[Dataset items]
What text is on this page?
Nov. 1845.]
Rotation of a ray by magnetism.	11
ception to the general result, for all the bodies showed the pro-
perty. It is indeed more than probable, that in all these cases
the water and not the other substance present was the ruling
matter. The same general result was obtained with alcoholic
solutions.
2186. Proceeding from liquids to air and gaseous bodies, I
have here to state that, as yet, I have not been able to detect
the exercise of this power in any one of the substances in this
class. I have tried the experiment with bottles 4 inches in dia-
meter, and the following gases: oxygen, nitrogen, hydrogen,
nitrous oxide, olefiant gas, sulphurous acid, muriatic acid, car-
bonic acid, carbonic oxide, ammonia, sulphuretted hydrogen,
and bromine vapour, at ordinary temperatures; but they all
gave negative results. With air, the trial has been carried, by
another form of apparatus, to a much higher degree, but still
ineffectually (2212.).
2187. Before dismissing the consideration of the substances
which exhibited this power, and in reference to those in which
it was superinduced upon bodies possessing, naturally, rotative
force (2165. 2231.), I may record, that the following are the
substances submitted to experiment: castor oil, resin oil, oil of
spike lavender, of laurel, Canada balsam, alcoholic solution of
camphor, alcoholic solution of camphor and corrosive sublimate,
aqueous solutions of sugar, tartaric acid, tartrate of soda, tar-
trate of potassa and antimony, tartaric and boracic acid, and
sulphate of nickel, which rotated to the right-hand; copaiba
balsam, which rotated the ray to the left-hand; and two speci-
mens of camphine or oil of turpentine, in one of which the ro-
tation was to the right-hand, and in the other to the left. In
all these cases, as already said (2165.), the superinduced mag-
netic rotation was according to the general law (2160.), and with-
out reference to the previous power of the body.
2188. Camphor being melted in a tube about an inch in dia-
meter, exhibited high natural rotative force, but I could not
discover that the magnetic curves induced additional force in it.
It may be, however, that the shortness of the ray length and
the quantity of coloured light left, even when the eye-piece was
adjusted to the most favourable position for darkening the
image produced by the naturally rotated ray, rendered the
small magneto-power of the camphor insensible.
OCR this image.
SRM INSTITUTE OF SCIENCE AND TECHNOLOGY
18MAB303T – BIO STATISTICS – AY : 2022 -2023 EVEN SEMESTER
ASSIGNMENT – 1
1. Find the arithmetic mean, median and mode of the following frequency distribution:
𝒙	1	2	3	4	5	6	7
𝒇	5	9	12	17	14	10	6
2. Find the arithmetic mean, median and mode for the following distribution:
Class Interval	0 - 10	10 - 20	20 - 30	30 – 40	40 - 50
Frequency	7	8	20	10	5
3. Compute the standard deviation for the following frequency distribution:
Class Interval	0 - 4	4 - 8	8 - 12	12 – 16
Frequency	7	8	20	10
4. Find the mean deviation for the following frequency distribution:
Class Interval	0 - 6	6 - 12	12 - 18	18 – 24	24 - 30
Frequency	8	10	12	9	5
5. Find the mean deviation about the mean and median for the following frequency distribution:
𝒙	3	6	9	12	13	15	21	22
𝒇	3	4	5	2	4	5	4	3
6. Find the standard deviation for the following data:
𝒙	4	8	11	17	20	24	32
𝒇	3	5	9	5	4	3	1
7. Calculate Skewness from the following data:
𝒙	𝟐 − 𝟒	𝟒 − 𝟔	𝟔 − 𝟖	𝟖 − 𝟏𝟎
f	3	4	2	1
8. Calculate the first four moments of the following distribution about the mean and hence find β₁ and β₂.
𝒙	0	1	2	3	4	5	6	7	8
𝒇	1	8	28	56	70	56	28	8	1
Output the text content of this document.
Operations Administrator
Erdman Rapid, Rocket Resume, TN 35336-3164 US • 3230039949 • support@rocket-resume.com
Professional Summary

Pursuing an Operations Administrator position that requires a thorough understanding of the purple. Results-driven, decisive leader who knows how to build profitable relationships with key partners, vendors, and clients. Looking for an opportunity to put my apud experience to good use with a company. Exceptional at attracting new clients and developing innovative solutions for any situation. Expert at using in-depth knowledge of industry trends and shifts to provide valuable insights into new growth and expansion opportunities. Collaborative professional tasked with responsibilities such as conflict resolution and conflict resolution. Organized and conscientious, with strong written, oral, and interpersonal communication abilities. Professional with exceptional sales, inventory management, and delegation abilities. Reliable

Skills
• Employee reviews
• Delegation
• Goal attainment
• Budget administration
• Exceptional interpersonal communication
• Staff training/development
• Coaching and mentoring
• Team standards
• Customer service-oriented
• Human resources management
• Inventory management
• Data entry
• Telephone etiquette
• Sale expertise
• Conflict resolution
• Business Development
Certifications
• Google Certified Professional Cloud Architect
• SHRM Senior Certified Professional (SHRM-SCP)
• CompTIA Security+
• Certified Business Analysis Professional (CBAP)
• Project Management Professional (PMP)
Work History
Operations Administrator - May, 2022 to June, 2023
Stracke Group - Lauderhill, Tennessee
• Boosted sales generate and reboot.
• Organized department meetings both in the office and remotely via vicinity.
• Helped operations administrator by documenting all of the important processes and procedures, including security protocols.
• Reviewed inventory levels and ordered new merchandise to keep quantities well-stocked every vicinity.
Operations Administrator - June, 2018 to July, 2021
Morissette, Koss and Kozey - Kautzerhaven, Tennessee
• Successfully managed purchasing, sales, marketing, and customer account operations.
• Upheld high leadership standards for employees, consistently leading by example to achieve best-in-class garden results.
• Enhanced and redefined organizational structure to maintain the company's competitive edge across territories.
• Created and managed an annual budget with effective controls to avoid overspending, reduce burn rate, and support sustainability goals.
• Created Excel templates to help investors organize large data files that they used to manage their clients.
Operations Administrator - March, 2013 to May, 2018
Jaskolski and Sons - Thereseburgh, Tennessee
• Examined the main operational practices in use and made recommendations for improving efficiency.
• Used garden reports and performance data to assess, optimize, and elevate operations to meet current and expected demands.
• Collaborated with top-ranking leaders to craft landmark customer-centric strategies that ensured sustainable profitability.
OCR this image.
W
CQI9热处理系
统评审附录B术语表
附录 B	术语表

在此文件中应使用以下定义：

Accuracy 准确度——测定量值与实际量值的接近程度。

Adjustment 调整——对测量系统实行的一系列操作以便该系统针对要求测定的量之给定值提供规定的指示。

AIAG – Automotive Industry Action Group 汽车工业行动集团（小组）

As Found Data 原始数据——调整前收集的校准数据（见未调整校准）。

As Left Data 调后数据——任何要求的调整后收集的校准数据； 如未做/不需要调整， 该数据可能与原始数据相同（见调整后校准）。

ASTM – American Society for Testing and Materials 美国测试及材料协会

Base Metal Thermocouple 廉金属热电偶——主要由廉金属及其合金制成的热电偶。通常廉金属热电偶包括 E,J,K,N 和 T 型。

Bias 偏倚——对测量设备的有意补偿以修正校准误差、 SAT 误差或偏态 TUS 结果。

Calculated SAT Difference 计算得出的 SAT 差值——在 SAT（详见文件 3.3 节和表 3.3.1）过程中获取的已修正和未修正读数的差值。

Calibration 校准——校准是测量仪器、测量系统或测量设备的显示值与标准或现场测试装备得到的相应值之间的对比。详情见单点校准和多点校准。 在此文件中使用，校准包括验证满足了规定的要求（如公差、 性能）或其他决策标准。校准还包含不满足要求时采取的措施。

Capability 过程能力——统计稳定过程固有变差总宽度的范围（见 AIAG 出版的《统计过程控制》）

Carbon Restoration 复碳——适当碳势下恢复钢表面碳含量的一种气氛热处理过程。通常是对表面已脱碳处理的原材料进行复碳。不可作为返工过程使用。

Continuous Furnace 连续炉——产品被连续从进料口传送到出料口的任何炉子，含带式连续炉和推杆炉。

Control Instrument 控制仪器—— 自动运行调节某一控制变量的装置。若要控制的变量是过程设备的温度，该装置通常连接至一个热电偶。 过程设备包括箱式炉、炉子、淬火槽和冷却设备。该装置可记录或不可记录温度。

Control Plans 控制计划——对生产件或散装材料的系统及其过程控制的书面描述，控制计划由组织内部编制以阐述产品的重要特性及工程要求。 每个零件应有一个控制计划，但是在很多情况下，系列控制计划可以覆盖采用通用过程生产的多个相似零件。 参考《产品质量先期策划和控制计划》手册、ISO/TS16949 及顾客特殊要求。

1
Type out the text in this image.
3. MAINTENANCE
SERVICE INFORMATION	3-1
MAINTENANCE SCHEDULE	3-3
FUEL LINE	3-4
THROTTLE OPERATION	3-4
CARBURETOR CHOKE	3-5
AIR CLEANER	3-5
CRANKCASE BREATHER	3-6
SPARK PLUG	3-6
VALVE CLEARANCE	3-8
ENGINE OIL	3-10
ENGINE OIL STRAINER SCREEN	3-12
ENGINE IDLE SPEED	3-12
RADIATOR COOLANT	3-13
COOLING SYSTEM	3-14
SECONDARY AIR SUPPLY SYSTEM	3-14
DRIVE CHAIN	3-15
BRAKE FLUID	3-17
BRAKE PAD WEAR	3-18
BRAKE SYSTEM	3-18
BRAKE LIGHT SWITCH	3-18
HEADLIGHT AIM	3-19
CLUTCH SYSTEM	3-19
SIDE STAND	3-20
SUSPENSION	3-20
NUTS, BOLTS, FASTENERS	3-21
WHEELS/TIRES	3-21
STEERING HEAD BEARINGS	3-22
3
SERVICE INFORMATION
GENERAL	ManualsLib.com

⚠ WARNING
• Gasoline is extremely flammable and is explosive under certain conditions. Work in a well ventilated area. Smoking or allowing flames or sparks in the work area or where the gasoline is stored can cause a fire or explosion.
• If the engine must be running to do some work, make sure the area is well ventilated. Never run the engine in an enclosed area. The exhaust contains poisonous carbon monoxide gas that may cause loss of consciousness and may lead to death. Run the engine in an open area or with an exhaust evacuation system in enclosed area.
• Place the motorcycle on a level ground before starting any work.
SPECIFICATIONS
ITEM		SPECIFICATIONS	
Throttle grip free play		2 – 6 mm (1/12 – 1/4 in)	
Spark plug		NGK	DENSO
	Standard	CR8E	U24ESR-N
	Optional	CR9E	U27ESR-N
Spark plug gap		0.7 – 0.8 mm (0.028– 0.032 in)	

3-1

● REQUEST: All lines that include "alcoholic" are to be gathered and copied.

● ANSWER TO THE EXERCISE:
matter. The same general result was obtained with alcoholic
spike lavender, of laurel, Canada balsam, alcoholic solution of
camphor, alcoholic solution of camphor and corrosive sublimate,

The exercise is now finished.